Without the pictures, set down every line of the data exactly.
::: Dataset entries
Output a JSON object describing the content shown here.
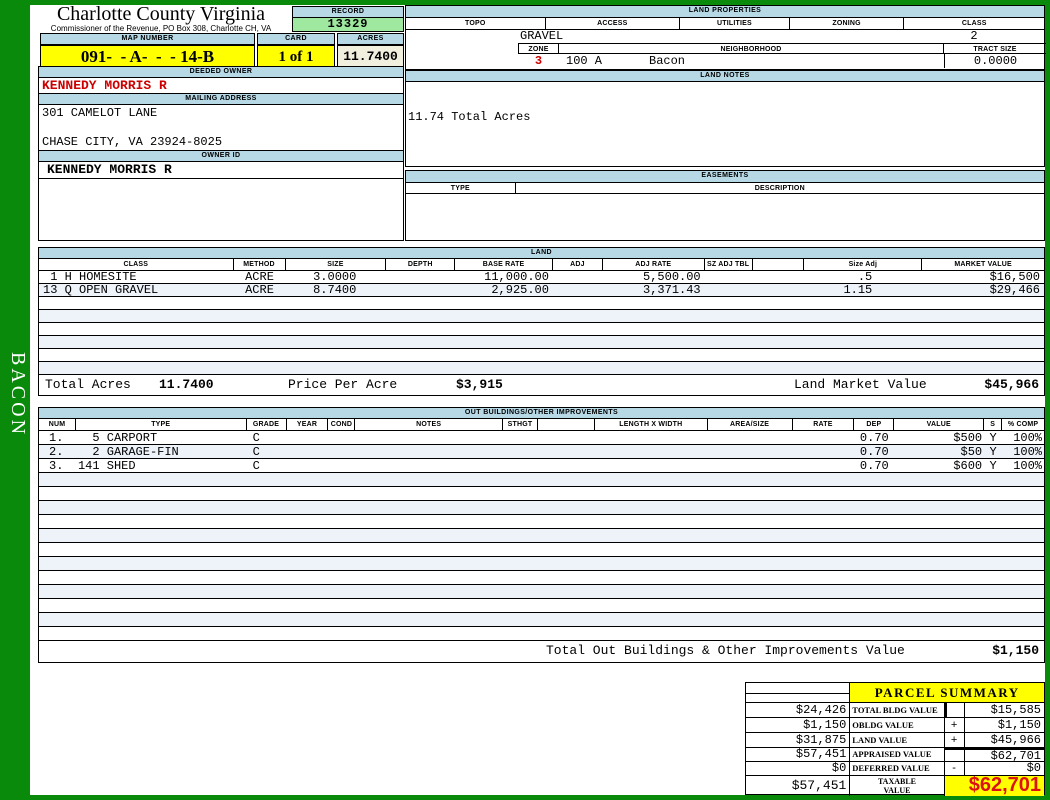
{
  "colors": {
    "frame_green": "#0a8a0a",
    "header_bar_blue": "#b7d9e6",
    "record_green": "#9fe89f",
    "highlight_yellow": "#ffff00",
    "acres_cream": "#f1f0de",
    "alert_red": "#cc0000",
    "row_stripe": "#eef2f9"
  },
  "sidebar": {
    "vertical_label": "BACON"
  },
  "header": {
    "county_title": "Charlotte County Virginia",
    "commissioner_line": "Commissioner of the Revenue, PO Box 308, Charlotte CH, VA",
    "record_label": "RECORD",
    "record_value": "13329",
    "map_number_label": "MAP NUMBER",
    "map_number_value": "091-  - A-  -  - 14-B",
    "card_label": "CARD",
    "card_value": "1 of 1",
    "acres_label": "ACRES",
    "acres_value": "11.7400"
  },
  "owner": {
    "deeded_owner_label": "DEEDED OWNER",
    "deeded_owner": "KENNEDY MORRIS R",
    "mailing_address_label": "MAILING ADDRESS",
    "address_line1": "301 CAMELOT LANE",
    "address_line2": "CHASE CITY, VA 23924-8025",
    "owner_id_label": "OWNER ID",
    "owner_id": "KENNEDY MORRIS R"
  },
  "land_properties": {
    "title": "LAND PROPERTIES",
    "columns": [
      "TOPO",
      "ACCESS",
      "UTILITIES",
      "ZONING",
      "CLASS"
    ],
    "access_value": "GRAVEL",
    "class_value": "2",
    "zone_label": "ZONE",
    "zone_value": "3",
    "neighborhood_label": "NEIGHBORHOOD",
    "neighborhood_code": "100 A",
    "neighborhood_name": "Bacon",
    "tract_size_label": "TRACT SIZE",
    "tract_size_value": "0.0000"
  },
  "land_notes": {
    "title": "LAND NOTES",
    "note": "11.74 Total Acres"
  },
  "easements": {
    "title": "EASEMENTS",
    "columns": [
      "TYPE",
      "DESCRIPTION"
    ]
  },
  "land_table": {
    "title": "LAND",
    "columns": [
      "CLASS",
      "METHOD",
      "SIZE",
      "DEPTH",
      "BASE RATE",
      "ADJ",
      "ADJ RATE",
      "SZ ADJ TBL",
      "",
      "Size Adj",
      "MARKET VALUE"
    ],
    "rows": [
      {
        "class": " 1 H HOMESITE",
        "method": "ACRE",
        "size": "3.0000",
        "base_rate": "11,000.00",
        "adj_rate": "5,500.00",
        "size_adj": ".5",
        "market_value": "$16,500"
      },
      {
        "class": "13 Q OPEN GRAVEL",
        "method": "ACRE",
        "size": "8.7400",
        "base_rate": "2,925.00",
        "adj_rate": "3,371.43",
        "size_adj": "1.15",
        "market_value": "$29,466"
      }
    ],
    "totals": {
      "total_acres_label": "Total Acres",
      "total_acres": "11.7400",
      "price_per_acre_label": "Price Per Acre",
      "price_per_acre": "$3,915",
      "land_market_value_label": "Land Market Value",
      "land_market_value": "$45,966"
    }
  },
  "out_buildings": {
    "title": "OUT BUILDINGS/OTHER IMPROVEMENTS",
    "columns": [
      "NUM",
      "TYPE",
      "GRADE",
      "YEAR",
      "COND",
      "NOTES",
      "STHGT",
      "LENGTH X WIDTH",
      "AREA/SIZE",
      "RATE",
      "DEP",
      "VALUE",
      "S",
      "% COMP"
    ],
    "rows": [
      {
        "num": "1.",
        "type": "  5 CARPORT",
        "grade": "C",
        "dep": "0.70",
        "value": "$500",
        "s": "Y",
        "pct_comp": "100%"
      },
      {
        "num": "2.",
        "type": "  2 GARAGE-FIN",
        "grade": "C",
        "dep": "0.70",
        "value": "$50",
        "s": "Y",
        "pct_comp": "100%"
      },
      {
        "num": "3.",
        "type": "141 SHED",
        "grade": "C",
        "dep": "0.70",
        "value": "$600",
        "s": "Y",
        "pct_comp": "100%"
      }
    ],
    "total_label": "Total Out Buildings & Other Improvements Value",
    "total_value": "$1,150"
  },
  "parcel_summary": {
    "title": "PARCEL SUMMARY",
    "rows": [
      {
        "prior": "$24,426",
        "label": "TOTAL BLDG VALUE",
        "op": "",
        "value": "$15,585"
      },
      {
        "prior": "$1,150",
        "label": "OBLDG VALUE",
        "op": "+",
        "value": "$1,150"
      },
      {
        "prior": "$31,875",
        "label": "LAND VALUE",
        "op": "+",
        "value": "$45,966"
      },
      {
        "prior": "$57,451",
        "label": "APPRAISED VALUE",
        "op": "",
        "value": "$62,701"
      },
      {
        "prior": "$0",
        "label": "DEFERRED VALUE",
        "op": "-",
        "value": "$0"
      }
    ],
    "taxable": {
      "prior": "$57,451",
      "label": "TAXABLE VALUE",
      "value": "$62,701"
    }
  }
}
::::::
**Finished exercise**
Output a JSON object describing the content shown here.
{
  "colors": {
    "frame_green": "#0a8a0a",
    "header_bar_blue": "#b7d9e6",
    "record_green": "#9fe89f",
    "highlight_yellow": "#ffff00",
    "acres_cream": "#f1f0de",
    "alert_red": "#cc0000",
    "row_stripe": "#eef2f9"
  },
  "sidebar": {
    "vertical_label": "BACON"
  },
  "header": {
    "county_title": "Charlotte County Virginia",
    "commissioner_line": "Commissioner of the Revenue, PO Box 308, Charlotte CH, VA",
    "record_label": "RECORD",
    "record_value": "13329",
    "map_number_label": "MAP NUMBER",
    "map_number_value": "091-  - A-  -  - 14-B",
    "card_label": "CARD",
    "card_value": "1 of 1",
    "acres_label": "ACRES",
    "acres_value": "11.7400"
  },
  "owner": {
    "deeded_owner_label": "DEEDED OWNER",
    "deeded_owner": "KENNEDY MORRIS R",
    "mailing_address_label": "MAILING ADDRESS",
    "address_line1": "301 CAMELOT LANE",
    "address_line2": "CHASE CITY, VA 23924-8025",
    "owner_id_label": "OWNER ID",
    "owner_id": "KENNEDY MORRIS R"
  },
  "land_properties": {
    "title": "LAND PROPERTIES",
    "columns": [
      "TOPO",
      "ACCESS",
      "UTILITIES",
      "ZONING",
      "CLASS"
    ],
    "access_value": "GRAVEL",
    "class_value": "2",
    "zone_label": "ZONE",
    "zone_value": "3",
    "neighborhood_label": "NEIGHBORHOOD",
    "neighborhood_code": "100 A",
    "neighborhood_name": "Bacon",
    "tract_size_label": "TRACT SIZE",
    "tract_size_value": "0.0000"
  },
  "land_notes": {
    "title": "LAND NOTES",
    "note": "11.74 Total Acres"
  },
  "easements": {
    "title": "EASEMENTS",
    "columns": [
      "TYPE",
      "DESCRIPTION"
    ]
  },
  "land_table": {
    "title": "LAND",
    "columns": [
      "CLASS",
      "METHOD",
      "SIZE",
      "DEPTH",
      "BASE RATE",
      "ADJ",
      "ADJ RATE",
      "SZ ADJ TBL",
      "",
      "Size Adj",
      "MARKET VALUE"
    ],
    "rows": [
      {
        "class": " 1 H HOMESITE",
        "method": "ACRE",
        "size": "3.0000",
        "base_rate": "11,000.00",
        "adj_rate": "5,500.00",
        "size_adj": ".5",
        "market_value": "$16,500"
      },
      {
        "class": "13 Q OPEN GRAVEL",
        "method": "ACRE",
        "size": "8.7400",
        "base_rate": "2,925.00",
        "adj_rate": "3,371.43",
        "size_adj": "1.15",
        "market_value": "$29,466"
      }
    ],
    "totals": {
      "total_acres_label": "Total Acres",
      "total_acres": "11.7400",
      "price_per_acre_label": "Price Per Acre",
      "price_per_acre": "$3,915",
      "land_market_value_label": "Land Market Value",
      "land_market_value": "$45,966"
    }
  },
  "out_buildings": {
    "title": "OUT BUILDINGS/OTHER IMPROVEMENTS",
    "columns": [
      "NUM",
      "TYPE",
      "GRADE",
      "YEAR",
      "COND",
      "NOTES",
      "STHGT",
      "LENGTH X WIDTH",
      "AREA/SIZE",
      "RATE",
      "DEP",
      "VALUE",
      "S",
      "% COMP"
    ],
    "rows": [
      {
        "num": "1.",
        "type": "  5 CARPORT",
        "grade": "C",
        "dep": "0.70",
        "value": "$500",
        "s": "Y",
        "pct_comp": "100%"
      },
      {
        "num": "2.",
        "type": "  2 GARAGE-FIN",
        "grade": "C",
        "dep": "0.70",
        "value": "$50",
        "s": "Y",
        "pct_comp": "100%"
      },
      {
        "num": "3.",
        "type": "141 SHED",
        "grade": "C",
        "dep": "0.70",
        "value": "$600",
        "s": "Y",
        "pct_comp": "100%"
      }
    ],
    "total_label": "Total Out Buildings & Other Improvements Value",
    "total_value": "$1,150"
  },
  "parcel_summary": {
    "title": "PARCEL SUMMARY",
    "rows": [
      {
        "prior": "$24,426",
        "label": "TOTAL BLDG VALUE",
        "op": "",
        "value": "$15,585"
      },
      {
        "prior": "$1,150",
        "label": "OBLDG VALUE",
        "op": "+",
        "value": "$1,150"
      },
      {
        "prior": "$31,875",
        "label": "LAND VALUE",
        "op": "+",
        "value": "$45,966"
      },
      {
        "prior": "$57,451",
        "label": "APPRAISED VALUE",
        "op": "",
        "value": "$62,701"
      },
      {
        "prior": "$0",
        "label": "DEFERRED VALUE",
        "op": "-",
        "value": "$0"
      }
    ],
    "taxable": {
      "prior": "$57,451",
      "label": "TAXABLE VALUE",
      "value": "$62,701"
    }
  }
}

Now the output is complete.